■ Excerpt ■

= = = =

I wouldn't bat an eyelid. I'd assume she was having fun and capable of setting her own boundaries as she saw fit.

The idea that a woman's respect rests on her not displaying sexual or flirtatious behaviour? Those aresome seriously disturbing views you've internalised there.

CackleCrackle · 10/04/2018 11:31

I do think it’s a necessary stage in the process, quietly supportive and being less available is the way forward. Has she tried online dating? Surely it’s easy enough to find low key flings on there rather than doing it the old fashioned way!

LimonViola · 10/04/2018 11:32

This thread is a surprise. usually MN would be screaming for OP to go NC if her friend left her for 10 minutes when they were meant to be out together.

If that was the focus of the post I'm sure everyone would be saying OP is not BU.

It's all of the awful judging that's going on around it that's got people's attention.

ReanimatedSGB · 10/04/2018 11:33

The only remotely reasonable complaint you have is that she abandons you when you are on a just-the-two-of-you night out. That is a bit rude. But the best way to deal with that is stick to socialising in groups with her, because then you are not left sitting alone.

Idontdowindows · 10/04/2018 11:33

Oh for goodness sake, she's 40, not dead.

= = = =

■ Exercises ■
A) Can you retype the forum thread, beginning at the words "This thread is" and stopping after "got people's attention."?
B) In the forum thread, what age does Idontdowindows give for the friend?
C) Which usernames appear with a date and time in the forum thread?
None of this requires the entries that come next.

■ Excerpted data ■
= = = =

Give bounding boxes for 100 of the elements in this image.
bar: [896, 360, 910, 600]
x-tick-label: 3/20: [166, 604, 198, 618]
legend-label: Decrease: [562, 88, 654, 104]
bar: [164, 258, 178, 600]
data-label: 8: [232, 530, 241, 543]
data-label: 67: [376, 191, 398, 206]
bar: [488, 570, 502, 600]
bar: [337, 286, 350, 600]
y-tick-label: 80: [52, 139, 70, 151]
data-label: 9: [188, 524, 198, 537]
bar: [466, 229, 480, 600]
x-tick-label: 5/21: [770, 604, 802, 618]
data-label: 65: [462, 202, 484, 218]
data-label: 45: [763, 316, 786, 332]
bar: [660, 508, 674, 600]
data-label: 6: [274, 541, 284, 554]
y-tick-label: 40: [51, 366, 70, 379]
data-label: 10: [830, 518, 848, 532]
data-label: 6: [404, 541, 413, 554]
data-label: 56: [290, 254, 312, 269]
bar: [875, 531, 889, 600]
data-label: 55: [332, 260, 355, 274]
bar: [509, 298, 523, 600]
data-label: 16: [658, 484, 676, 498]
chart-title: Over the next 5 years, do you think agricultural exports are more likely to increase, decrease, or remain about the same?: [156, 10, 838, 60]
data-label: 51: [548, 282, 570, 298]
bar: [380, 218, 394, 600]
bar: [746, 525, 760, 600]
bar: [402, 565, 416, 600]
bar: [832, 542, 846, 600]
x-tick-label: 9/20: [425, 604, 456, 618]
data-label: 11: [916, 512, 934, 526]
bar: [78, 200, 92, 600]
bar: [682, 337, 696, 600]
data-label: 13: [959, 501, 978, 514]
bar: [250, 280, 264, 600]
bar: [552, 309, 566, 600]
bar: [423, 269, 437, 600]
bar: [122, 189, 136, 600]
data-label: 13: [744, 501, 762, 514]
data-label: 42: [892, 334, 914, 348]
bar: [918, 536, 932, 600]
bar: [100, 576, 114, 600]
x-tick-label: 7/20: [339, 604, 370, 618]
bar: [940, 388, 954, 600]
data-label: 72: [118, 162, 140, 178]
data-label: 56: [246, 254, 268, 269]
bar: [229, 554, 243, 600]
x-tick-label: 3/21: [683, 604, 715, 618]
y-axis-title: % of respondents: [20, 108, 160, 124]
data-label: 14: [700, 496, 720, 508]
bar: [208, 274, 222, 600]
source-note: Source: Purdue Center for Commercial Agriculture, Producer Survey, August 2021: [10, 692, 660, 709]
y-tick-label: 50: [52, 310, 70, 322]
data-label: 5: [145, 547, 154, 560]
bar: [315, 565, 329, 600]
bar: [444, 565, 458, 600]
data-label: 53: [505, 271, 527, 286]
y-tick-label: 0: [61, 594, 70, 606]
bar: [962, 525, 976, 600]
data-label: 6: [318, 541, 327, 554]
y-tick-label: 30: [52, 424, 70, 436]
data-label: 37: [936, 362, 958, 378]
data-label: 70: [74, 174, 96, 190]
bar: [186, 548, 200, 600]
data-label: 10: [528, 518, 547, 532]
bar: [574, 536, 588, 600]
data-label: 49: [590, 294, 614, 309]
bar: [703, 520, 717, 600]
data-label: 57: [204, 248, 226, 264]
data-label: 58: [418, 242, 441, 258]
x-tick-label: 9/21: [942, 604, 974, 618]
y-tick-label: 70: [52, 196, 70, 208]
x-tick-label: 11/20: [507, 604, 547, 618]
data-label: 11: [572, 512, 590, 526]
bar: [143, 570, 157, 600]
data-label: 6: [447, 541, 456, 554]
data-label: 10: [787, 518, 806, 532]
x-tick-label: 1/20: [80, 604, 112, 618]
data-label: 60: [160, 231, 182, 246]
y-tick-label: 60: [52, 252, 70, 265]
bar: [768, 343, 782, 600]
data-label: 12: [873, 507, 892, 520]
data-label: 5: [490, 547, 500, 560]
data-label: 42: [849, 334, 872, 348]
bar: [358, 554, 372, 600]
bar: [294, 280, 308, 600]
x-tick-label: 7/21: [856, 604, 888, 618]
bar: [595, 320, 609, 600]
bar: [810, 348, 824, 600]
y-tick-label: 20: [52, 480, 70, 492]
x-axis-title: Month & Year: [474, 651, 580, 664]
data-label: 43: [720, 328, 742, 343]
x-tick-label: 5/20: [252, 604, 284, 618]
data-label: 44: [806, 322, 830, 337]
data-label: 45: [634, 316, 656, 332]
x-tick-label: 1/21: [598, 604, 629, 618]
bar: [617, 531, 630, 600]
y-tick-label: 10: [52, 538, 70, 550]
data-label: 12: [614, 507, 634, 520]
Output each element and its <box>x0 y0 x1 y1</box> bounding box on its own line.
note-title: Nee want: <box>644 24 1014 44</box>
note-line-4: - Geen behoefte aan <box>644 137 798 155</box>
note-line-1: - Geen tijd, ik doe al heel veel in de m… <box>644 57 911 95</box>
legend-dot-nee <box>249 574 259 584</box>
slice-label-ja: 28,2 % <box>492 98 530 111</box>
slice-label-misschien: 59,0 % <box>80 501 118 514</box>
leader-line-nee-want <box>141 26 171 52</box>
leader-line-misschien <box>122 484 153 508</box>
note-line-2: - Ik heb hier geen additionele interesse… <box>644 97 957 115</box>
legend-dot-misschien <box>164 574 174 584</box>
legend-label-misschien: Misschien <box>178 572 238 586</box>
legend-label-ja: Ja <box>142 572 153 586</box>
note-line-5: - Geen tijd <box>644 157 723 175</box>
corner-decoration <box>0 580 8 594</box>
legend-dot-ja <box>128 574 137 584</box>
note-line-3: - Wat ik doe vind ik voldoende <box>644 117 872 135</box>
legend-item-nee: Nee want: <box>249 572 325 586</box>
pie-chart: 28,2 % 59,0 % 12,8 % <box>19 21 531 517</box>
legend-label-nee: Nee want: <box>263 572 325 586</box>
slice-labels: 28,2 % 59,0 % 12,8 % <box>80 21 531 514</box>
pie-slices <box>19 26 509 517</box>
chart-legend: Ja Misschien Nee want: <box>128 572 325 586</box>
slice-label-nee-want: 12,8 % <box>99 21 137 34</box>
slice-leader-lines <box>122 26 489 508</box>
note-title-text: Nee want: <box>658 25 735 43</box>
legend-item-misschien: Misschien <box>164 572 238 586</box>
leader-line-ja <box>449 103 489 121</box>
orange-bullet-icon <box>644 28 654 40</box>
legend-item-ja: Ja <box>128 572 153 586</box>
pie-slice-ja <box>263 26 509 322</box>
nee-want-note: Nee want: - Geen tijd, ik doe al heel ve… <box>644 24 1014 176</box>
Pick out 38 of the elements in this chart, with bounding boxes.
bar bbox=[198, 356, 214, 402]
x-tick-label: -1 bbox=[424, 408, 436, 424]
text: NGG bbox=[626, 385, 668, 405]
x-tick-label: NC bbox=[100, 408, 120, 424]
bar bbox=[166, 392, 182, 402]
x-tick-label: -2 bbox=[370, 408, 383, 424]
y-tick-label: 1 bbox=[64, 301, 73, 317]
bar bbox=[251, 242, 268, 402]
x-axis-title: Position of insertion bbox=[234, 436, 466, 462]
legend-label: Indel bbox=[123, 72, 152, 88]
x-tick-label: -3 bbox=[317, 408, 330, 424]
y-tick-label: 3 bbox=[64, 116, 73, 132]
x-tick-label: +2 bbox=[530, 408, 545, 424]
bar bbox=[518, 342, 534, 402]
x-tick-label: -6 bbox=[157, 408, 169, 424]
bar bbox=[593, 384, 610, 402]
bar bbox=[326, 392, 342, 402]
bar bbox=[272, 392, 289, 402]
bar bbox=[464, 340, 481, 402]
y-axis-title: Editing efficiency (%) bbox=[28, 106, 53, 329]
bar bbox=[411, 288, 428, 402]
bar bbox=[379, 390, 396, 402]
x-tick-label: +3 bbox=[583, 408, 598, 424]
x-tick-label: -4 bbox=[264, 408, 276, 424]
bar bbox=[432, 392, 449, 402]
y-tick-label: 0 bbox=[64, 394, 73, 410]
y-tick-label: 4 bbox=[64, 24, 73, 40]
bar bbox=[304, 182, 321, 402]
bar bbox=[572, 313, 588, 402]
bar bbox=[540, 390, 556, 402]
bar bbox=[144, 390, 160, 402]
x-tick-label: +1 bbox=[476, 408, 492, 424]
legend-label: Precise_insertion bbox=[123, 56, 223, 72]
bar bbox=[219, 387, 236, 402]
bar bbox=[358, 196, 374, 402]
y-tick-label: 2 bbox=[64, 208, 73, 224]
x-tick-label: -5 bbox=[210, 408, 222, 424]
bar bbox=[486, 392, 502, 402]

= = = =

■ Outputs by task ■
A)
This thread is a surprise. usually MN would be screaming for OP to go NC if her friend left her for 10 minutes when they were meant to be out together.

If that was the focus of the post I'm sure everyone would be saying OP is not BU.

It's all of the awful judging that's going on around it that's got people's attention.

B) 40

C) CackleCrackle, LimonViola, ReanimatedSGB, Idontdowindows